Stated problem A ▸ Copy out the records unchanged, starting at their first line and ending at the line that contains "- longitude-value: 286.3: [899, 165, 949, 187]", with both of those lines included.
::::::
Pedernales Electric Cooperative, Texas A&M University, reducing wildfire risk, Fault Anticipation

Fault Anticipation Improves Operations

Pedernales Electric Cooperative is improving the reliability and safety of its distribution system and reducing wildfire risk.

Distribution utilities operate miles and miles of lines to serve large service territories. Knowing what is happening on those lines presents a real challenge. Pedernales Electric Cooperative and other utilities are improving the reliability and safety of their electric power distribution systems, using technology developed by Texas A&M University’s College of Engineering. Known as distribution fault anticipation (DFA), the technology helps utilities to manage their systems better by giving them more awareness of what is happening on them.

Pedernales first began testing DFA in 2015, as part of a demonstration project known as the Texas Power Line-Caused Wildfire Mitigation project, supported by the Texas state legislature. As one of seven Texas utilities to participate in the project, Pedernales installed DFA monitoring on 11 distribution circuits. Pedernales and the other participants have used DFA to detect multiple line issues that otherwise could have started fires. Enhanced situational awareness increases crew efficiency and enables corrective actions that inherently improve service quality as well as reliability. Based on successful trials, Pedernales and several other utility companies have begun expanding their deployments of DFA, integrating DFA into their work flows and making DFA information available in their control centers.
::::::
Stated problem B ▸
Answer these questions from the fault anticipation page:
(i) Which college developed the distribution fault anticipation technology?
(ii) In what year did Pedernales first begin testing DFA?
(iii) On how many distribution circuits did Pedernales install DFA monitoring?
::::::
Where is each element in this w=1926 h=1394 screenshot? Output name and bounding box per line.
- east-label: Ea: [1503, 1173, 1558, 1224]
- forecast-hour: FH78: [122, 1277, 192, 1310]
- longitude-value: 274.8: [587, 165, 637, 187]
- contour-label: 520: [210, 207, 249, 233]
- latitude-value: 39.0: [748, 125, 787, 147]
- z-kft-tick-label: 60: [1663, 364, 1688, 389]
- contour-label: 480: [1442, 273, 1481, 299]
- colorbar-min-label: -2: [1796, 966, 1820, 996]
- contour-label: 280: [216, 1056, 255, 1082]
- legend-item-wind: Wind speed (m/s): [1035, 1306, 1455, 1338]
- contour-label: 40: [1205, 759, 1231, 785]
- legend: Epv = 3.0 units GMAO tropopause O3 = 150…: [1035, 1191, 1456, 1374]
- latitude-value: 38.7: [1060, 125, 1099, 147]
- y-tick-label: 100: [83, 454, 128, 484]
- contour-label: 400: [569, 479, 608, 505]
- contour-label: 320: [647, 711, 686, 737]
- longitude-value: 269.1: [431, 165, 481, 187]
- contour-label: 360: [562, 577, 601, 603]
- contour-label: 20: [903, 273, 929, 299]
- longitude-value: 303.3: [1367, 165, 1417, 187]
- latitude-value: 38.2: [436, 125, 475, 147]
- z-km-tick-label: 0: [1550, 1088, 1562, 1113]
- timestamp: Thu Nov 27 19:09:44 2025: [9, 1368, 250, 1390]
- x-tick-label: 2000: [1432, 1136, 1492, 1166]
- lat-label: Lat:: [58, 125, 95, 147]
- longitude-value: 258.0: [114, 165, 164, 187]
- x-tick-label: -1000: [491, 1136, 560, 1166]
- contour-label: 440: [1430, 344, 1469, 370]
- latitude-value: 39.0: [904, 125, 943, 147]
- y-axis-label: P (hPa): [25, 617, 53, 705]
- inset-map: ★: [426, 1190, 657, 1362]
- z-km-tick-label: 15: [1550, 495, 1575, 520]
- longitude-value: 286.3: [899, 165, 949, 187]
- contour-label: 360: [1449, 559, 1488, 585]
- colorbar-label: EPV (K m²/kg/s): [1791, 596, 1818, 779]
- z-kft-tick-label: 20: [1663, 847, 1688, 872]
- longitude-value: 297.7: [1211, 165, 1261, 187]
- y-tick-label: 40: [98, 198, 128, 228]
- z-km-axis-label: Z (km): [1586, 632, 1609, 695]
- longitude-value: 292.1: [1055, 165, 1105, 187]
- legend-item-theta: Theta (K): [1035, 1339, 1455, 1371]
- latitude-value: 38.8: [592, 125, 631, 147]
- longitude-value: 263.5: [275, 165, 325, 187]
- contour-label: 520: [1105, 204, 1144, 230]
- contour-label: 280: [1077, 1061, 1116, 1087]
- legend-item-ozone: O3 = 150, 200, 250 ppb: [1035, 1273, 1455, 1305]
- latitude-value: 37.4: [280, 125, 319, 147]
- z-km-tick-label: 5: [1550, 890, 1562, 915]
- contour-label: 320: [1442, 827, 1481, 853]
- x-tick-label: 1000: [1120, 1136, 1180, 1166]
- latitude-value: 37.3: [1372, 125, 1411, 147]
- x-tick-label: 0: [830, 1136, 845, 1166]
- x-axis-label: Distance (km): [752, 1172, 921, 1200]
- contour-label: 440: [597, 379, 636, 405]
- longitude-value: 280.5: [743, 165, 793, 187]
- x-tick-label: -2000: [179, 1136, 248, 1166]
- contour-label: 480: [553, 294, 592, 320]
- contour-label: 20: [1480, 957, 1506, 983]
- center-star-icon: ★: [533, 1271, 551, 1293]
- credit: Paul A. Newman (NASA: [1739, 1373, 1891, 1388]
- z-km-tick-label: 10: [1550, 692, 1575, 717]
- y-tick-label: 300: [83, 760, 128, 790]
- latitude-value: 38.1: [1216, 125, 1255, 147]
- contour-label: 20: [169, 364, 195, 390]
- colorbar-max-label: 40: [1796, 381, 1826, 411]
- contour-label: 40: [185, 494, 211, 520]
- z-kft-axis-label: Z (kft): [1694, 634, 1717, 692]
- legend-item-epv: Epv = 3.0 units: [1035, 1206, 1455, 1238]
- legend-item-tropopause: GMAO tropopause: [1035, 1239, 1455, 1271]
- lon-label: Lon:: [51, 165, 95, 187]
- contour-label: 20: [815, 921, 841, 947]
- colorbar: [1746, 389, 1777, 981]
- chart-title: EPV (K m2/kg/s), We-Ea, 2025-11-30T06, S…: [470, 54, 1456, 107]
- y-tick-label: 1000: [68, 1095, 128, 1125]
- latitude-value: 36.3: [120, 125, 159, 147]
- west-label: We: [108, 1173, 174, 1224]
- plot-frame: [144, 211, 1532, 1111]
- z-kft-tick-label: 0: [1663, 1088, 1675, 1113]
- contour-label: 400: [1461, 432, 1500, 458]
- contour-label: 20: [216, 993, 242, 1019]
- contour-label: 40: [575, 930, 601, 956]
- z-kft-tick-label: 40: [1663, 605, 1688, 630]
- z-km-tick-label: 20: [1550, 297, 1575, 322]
::::::
Expected output A ▸
Where is each element in this w=1926 h=1394 screenshot? Output name and bounding box per line.
- east-label: Ea: [1503, 1173, 1558, 1224]
- forecast-hour: FH78: [122, 1277, 192, 1310]
- longitude-value: 274.8: [587, 165, 637, 187]
- contour-label: 520: [210, 207, 249, 233]
- latitude-value: 39.0: [748, 125, 787, 147]
- z-kft-tick-label: 60: [1663, 364, 1688, 389]
- contour-label: 480: [1442, 273, 1481, 299]
- colorbar-min-label: -2: [1796, 966, 1820, 996]
- contour-label: 280: [216, 1056, 255, 1082]
- legend-item-wind: Wind speed (m/s): [1035, 1306, 1455, 1338]
- contour-label: 40: [1205, 759, 1231, 785]
- legend: Epv = 3.0 units GMAO tropopause O3 = 150…: [1035, 1191, 1456, 1374]
- latitude-value: 38.7: [1060, 125, 1099, 147]
- y-tick-label: 100: [83, 454, 128, 484]
- contour-label: 400: [569, 479, 608, 505]
- contour-label: 320: [647, 711, 686, 737]
- longitude-value: 269.1: [431, 165, 481, 187]
- contour-label: 360: [562, 577, 601, 603]
- contour-label: 20: [903, 273, 929, 299]
- longitude-value: 303.3: [1367, 165, 1417, 187]
- latitude-value: 38.2: [436, 125, 475, 147]
- z-km-tick-label: 0: [1550, 1088, 1562, 1113]
- timestamp: Thu Nov 27 19:09:44 2025: [9, 1368, 250, 1390]
- x-tick-label: 2000: [1432, 1136, 1492, 1166]
- lat-label: Lat:: [58, 125, 95, 147]
- longitude-value: 258.0: [114, 165, 164, 187]
- x-tick-label: -1000: [491, 1136, 560, 1166]
- contour-label: 440: [1430, 344, 1469, 370]
- latitude-value: 39.0: [904, 125, 943, 147]
- y-axis-label: P (hPa): [25, 617, 53, 705]
- inset-map: ★: [426, 1190, 657, 1362]
- z-km-tick-label: 15: [1550, 495, 1575, 520]
- longitude-value: 286.3: [899, 165, 949, 187]

Expected output B ▸
(i) Texas A&M University's College of Engineering
(ii) 2015
(iii) 11